Problem details:
Pull out each line of the records holding the string "bear".
________________
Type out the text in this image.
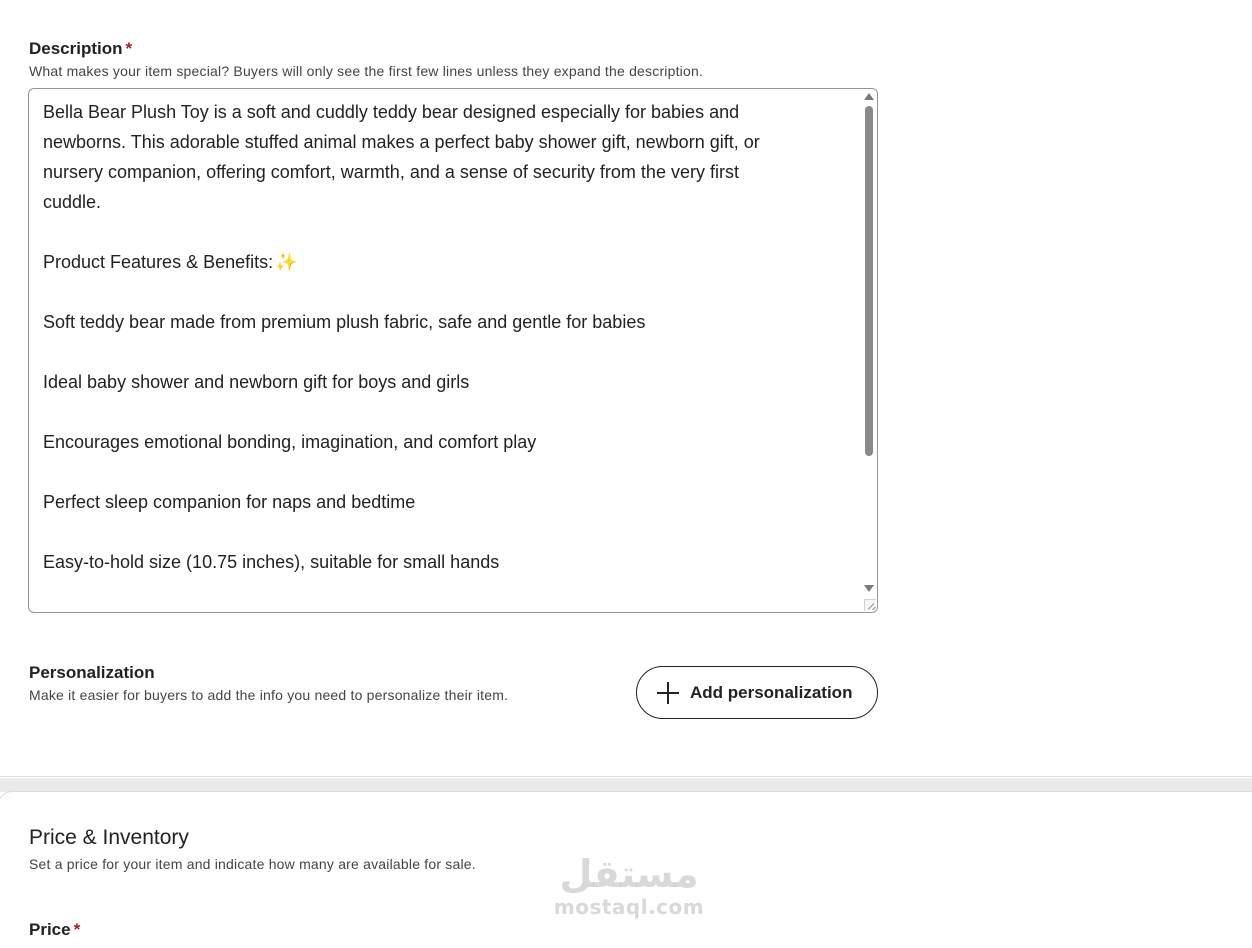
Description *
What makes your item special? Buyers will only see the first few lines unless they expand the description.

Bella Bear Plush Toy is a soft and cuddly teddy bear designed especially for babies and

newborns. This adorable stuffed animal makes a perfect baby shower gift, newborn gift, or

nursery companion, offering comfort, warmth, and a sense of security from the very first

cuddle.

Product Features & Benefits: ✨

Soft teddy bear made from premium plush fabric, safe and gentle for babies

Ideal baby shower and newborn gift for boys and girls

Encourages emotional bonding, imagination, and comfort play

Perfect sleep companion for naps and bedtime

Easy-to-hold size (10.75 inches), suitable for small hands

Personalization
Make it easier for buyers to add the info you need to personalize their item.	Add personalization
Price & Inventory
Set a price for your item and indicate how many are available for sale. مستقل
mostaql.com
Price *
________________
Exercise output:
Bella Bear Plush Toy is a soft and cuddly teddy bear designed especially for babies and
Soft teddy bear made from premium plush fabric, safe and gentle for babies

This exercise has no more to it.